> _DATA FOR THIS EXERCISE_
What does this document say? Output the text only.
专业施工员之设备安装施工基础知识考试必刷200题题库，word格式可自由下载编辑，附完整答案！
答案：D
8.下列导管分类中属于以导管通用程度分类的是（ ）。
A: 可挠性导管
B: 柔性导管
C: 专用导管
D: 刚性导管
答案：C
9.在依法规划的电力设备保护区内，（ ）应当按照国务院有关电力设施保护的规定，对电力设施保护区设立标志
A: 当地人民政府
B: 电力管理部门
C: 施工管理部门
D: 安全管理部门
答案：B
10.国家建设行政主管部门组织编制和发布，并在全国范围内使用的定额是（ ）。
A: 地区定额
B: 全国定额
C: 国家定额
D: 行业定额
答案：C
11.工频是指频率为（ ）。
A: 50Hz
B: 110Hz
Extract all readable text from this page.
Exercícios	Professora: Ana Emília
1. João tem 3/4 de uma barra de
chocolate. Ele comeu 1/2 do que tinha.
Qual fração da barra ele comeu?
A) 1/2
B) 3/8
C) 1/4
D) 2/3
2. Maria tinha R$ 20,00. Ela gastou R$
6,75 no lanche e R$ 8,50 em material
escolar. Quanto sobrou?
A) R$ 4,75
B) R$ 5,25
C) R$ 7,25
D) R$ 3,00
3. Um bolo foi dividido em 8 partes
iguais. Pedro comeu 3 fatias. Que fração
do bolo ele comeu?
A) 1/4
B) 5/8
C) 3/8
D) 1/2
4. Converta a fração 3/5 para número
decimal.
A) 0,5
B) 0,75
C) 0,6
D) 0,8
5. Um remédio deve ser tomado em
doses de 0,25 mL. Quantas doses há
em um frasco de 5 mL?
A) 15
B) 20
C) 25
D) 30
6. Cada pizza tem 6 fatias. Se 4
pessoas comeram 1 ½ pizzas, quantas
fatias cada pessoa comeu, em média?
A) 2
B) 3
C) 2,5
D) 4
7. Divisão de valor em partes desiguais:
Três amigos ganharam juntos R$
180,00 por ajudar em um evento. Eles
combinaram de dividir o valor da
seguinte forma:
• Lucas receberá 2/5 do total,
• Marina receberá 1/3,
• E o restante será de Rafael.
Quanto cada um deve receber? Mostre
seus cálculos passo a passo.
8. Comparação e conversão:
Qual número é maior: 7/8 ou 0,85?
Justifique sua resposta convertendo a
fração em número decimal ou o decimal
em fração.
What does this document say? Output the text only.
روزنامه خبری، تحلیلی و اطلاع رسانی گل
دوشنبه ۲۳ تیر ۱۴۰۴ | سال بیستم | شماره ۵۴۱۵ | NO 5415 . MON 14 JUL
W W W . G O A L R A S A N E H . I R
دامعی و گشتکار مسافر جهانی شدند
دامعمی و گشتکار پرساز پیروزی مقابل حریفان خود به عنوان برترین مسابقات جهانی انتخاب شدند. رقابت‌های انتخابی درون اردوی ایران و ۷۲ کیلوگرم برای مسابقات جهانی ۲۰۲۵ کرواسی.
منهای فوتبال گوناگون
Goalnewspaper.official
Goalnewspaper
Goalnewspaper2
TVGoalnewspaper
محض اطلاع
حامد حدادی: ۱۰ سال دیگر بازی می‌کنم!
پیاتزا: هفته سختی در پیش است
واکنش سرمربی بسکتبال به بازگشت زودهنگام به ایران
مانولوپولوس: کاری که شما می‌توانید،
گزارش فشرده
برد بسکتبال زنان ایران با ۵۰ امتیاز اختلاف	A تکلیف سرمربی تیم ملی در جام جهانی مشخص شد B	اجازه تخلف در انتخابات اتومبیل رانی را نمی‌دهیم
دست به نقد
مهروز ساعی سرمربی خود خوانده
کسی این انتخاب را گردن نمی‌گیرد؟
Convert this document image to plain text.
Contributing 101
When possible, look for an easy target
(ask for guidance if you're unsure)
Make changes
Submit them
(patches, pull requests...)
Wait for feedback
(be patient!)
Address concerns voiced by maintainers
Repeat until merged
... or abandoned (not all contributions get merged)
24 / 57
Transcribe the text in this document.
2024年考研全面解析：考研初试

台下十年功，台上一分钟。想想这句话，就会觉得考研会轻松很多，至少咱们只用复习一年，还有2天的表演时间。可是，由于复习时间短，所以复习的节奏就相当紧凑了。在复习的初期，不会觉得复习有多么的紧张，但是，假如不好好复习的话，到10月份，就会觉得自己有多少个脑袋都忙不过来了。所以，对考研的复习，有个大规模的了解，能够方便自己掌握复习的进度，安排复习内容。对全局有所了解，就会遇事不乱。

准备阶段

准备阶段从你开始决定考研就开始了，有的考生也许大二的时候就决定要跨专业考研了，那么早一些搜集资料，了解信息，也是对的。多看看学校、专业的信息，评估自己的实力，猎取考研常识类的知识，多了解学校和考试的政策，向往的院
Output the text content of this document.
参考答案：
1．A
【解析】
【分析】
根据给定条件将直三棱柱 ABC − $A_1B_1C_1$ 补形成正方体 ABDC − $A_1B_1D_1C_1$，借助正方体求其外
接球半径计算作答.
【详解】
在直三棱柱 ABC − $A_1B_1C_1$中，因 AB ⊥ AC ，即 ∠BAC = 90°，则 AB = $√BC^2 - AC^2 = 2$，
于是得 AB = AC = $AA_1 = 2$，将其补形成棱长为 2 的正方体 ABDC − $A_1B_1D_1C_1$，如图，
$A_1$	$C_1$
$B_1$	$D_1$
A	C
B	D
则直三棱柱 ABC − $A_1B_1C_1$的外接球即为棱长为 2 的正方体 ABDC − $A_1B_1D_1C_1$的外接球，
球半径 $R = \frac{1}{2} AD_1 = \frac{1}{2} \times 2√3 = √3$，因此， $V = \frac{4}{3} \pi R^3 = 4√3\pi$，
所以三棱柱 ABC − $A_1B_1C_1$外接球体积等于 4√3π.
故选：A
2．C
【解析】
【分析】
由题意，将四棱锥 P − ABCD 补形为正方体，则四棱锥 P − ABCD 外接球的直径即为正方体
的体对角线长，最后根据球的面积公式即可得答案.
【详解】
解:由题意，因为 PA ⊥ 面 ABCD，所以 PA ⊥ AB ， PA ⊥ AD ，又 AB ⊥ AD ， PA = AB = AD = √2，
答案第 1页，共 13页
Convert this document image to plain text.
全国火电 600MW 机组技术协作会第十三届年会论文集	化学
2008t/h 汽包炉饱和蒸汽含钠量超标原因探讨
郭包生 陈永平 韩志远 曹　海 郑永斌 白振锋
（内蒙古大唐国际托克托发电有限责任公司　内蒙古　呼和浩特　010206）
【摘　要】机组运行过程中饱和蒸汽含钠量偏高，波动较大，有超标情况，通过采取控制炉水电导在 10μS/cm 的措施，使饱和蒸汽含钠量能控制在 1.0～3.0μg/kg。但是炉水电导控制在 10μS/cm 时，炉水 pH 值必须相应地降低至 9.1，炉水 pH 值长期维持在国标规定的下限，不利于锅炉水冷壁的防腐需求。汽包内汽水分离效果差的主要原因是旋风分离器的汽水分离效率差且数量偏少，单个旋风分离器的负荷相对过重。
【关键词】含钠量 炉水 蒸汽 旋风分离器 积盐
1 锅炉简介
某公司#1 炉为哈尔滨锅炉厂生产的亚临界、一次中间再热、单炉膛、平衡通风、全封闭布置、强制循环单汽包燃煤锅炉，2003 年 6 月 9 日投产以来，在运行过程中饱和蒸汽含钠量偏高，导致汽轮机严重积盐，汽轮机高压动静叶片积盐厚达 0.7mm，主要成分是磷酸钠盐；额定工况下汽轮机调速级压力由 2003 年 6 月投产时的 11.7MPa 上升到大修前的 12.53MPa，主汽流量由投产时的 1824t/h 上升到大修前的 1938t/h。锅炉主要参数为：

> _INSTRUCTION_
Faithfully transcribe the whole of the data.

> _EXPECTED ANSWER_
What does this document say? Output the text only.
专业施工员之设备安装施工基础知识考试必刷200题题库，word格式可自由下载编辑，附完整答案！
答案：D
8.下列导管分类中属于以导管通用程度分类的是（ ）。
A: 可挠性导管
B: 柔性导管
C: 专用导管
D: 刚性导管
答案：C
9.在依法规划的电力设备保护区内，（ ）应当按照国务院有关电力设施保护的规定，对电力设施保护区设立标志
A: 当地人民政府
B: 电力管理部门
C: 施工管理部门
D: 安全管理部门
答案：B
10.国家建设行政主管部门组织编制和发布，并在全国范围内使用的定额是（ ）。
A: 地区定额
B: 全国定额
C: 国家定额
D: 行业定额
答案：C
11.工频是指频率为（ ）。
A: 50Hz
B: 110Hz
Extract all readable text from this page.
Exercícios	Professora: Ana Emília
1. João tem 3/4 de uma barra de
chocolate. Ele comeu 1/2 do que tinha.
Qual fração da barra ele comeu?
A) 1/2
B) 3/8
C) 1/4
D) 2/3
2. Maria tinha R$ 20,00. Ela gastou R$
6,75 no lanche e R$ 8,50 em material
escolar. Quanto sobrou?
A) R$ 4,75
B) R$ 5,25
C) R$ 7,25
D) R$ 3,00
3. Um bolo foi dividido em 8 partes
iguais. Pedro comeu 3 fatias. Que fração
do bolo ele comeu?
A) 1/4
B) 5/8
C) 3/8
D) 1/2
4. Converta a fração 3/5 para número
decimal.
A) 0,5
B) 0,75
C) 0,6
D) 0,8
5. Um remédio deve ser tomado em
doses de 0,25 mL. Quantas doses há
em um frasco de 5 mL?
A) 15
B) 20
C) 25
D) 30
6. Cada pizza tem 6 fatias. Se 4
pessoas comeram 1 ½ pizzas, quantas
fatias cada pessoa comeu, em média?
A) 2
B) 3
C) 2,5
D) 4
7. Divisão de valor em partes desiguais:
Três amigos ganharam juntos R$
180,00 por ajudar em um evento. Eles
combinaram de dividir o valor da
seguinte forma:
• Lucas receberá 2/5 do total,
• Marina receberá 1/3,
• E o restante será de Rafael.
Quanto cada um deve receber? Mostre
seus cálculos passo a passo.
8. Comparação e conversão:
Qual número é maior: 7/8 ou 0,85?
Justifique sua resposta convertendo a
fração em número decimal ou o decimal
em fração.
What does this document say? Output the text only.
روزنامه خبری، تحلیلی و اطلاع رسانی گل
دوشنبه ۲۳ تیر ۱۴۰۴ | سال بیستم | شماره ۵۴۱۵ | NO 5415 . MON 14 JUL
W W W . G O A L R A S A N E H . I R
دامعی و گشتکار مسافر جهانی شدند
دامعمی و گشتکار پرساز پیروزی مقابل حریفان خود به عنوان برترین مسابقات جهانی انتخاب شدند. رقابت‌های انتخابی درون اردوی ایران و ۷۲ کیلوگرم برای مسابقات جهانی ۲۰۲۵ کرواسی.
منهای فوتبال گوناگون
Goalnewspaper.official
Goalnewspaper
Goalnewspaper2
TVGoalnewspaper
محض اطلاع
حامد حدادی: ۱۰ سال دیگر بازی می‌کنم!
پیاتزا: هفته سختی در پیش است
واکنش سرمربی بسکتبال به بازگشت زودهنگام به ایران
مانولوپولوس: کاری که شما می‌توانید،
گزارش فشرده
برد بسکتبال زنان ایران با ۵۰ امتیاز اختلاف	A تکلیف سرمربی تیم ملی در جام جهانی مشخص شد B	اجازه تخلف در انتخابات اتومبیل رانی را نمی‌دهیم
دست به نقد
مهروز ساعی سرمربی خود خوانده
کسی این انتخاب را گردن نمی‌گیرد؟
Convert this document image to plain text.
Contributing 101
When possible, look for an easy target
(ask for guidance if you're unsure)
Make changes
Submit them
(patches, pull requests...)
Wait for feedback
(be patient!)
Address concerns voiced by maintainers
Repeat until merged
... or abandoned (not all contributions get merged)
24 / 57
Transcribe the text in this document.
2024年考研全面解析：考研初试

台下十年功，台上一分钟。想想这句话，就会觉得考研会轻松很多，至少咱们只用复习一年，还有2天的表演时间。可是，由于复习时间短，所以复习的节奏就相当紧凑了。在复习的初期，不会觉得复习有多么的紧张，但是，假如不好好复习的话，到10月份，就会觉得自己有多少个脑袋都忙不过来了。所以，对考研的复习，有个大规模的了解，能够方便自己掌握复习的进度，安排复习内容。对全局有所了解，就会遇事不乱。

准备阶段

准备阶段从你开始决定考研就开始了，有的考生也许大二的时候就决定要跨专业考研了，那么早一些搜集资料，了解信息，也是对的。多看看学校、专业的信息，评估自己的实力，猎取考研常识类的知识，多了解学校和考试的政策，向往的院
Output the text content of this document.
参考答案：
1．A
【解析】
【分析】
根据给定条件将直三棱柱 ABC − $A_1B_1C_1$ 补形成正方体 ABDC − $A_1B_1D_1C_1$，借助正方体求其外
接球半径计算作答.
【详解】
在直三棱柱 ABC − $A_1B_1C_1$中，因 AB ⊥ AC ，即 ∠BAC = 90°，则 AB = $√BC^2 - AC^2 = 2$，
于是得 AB = AC = $AA_1 = 2$，将其补形成棱长为 2 的正方体 ABDC − $A_1B_1D_1C_1$，如图，
$A_1$	$C_1$
$B_1$	$D_1$
A	C
B	D
则直三棱柱 ABC − $A_1B_1C_1$的外接球即为棱长为 2 的正方体 ABDC − $A_1B_1D_1C_1$的外接球，
球半径 $R = \frac{1}{2} AD_1 = \frac{1}{2} \times 2√3 = √3$，因此， $V = \frac{4}{3} \pi R^3 = 4√3\pi$，
所以三棱柱 ABC − $A_1B_1C_1$外接球体积等于 4√3π.
故选：A
2．C
【解析】
【分析】
由题意，将四棱锥 P − ABCD 补形为正方体，则四棱锥 P − ABCD 外接球的直径即为正方体
的体对角线长，最后根据球的面积公式即可得答案.
【详解】
解:由题意，因为 PA ⊥ 面 ABCD，所以 PA ⊥ AB ， PA ⊥ AD ，又 AB ⊥ AD ， PA = AB = AD = √2，
答案第 1页，共 13页
Convert this document image to plain text.
全国火电 600MW 机组技术协作会第十三届年会论文集	化学
2008t/h 汽包炉饱和蒸汽含钠量超标原因探讨
郭包生 陈永平 韩志远 曹　海 郑永斌 白振锋
（内蒙古大唐国际托克托发电有限责任公司　内蒙古　呼和浩特　010206）
【摘　要】机组运行过程中饱和蒸汽含钠量偏高，波动较大，有超标情况，通过采取控制炉水电导在 10μS/cm 的措施，使饱和蒸汽含钠量能控制在 1.0～3.0μg/kg。但是炉水电导控制在 10μS/cm 时，炉水 pH 值必须相应地降低至 9.1，炉水 pH 值长期维持在国标规定的下限，不利于锅炉水冷壁的防腐需求。汽包内汽水分离效果差的主要原因是旋风分离器的汽水分离效率差且数量偏少，单个旋风分离器的负荷相对过重。
【关键词】含钠量 炉水 蒸汽 旋风分离器 积盐
1 锅炉简介
某公司#1 炉为哈尔滨锅炉厂生产的亚临界、一次中间再热、单炉膛、平衡通风、全封闭布置、强制循环单汽包燃煤锅炉，2003 年 6 月 9 日投产以来，在运行过程中饱和蒸汽含钠量偏高，导致汽轮机严重积盐，汽轮机高压动静叶片积盐厚达 0.7mm，主要成分是磷酸钠盐；额定工况下汽轮机调速级压力由 2003 年 6 月投产时的 11.7MPa 上升到大修前的 12.53MPa，主汽流量由投产时的 1824t/h 上升到大修前的 1938t/h。锅炉主要参数为：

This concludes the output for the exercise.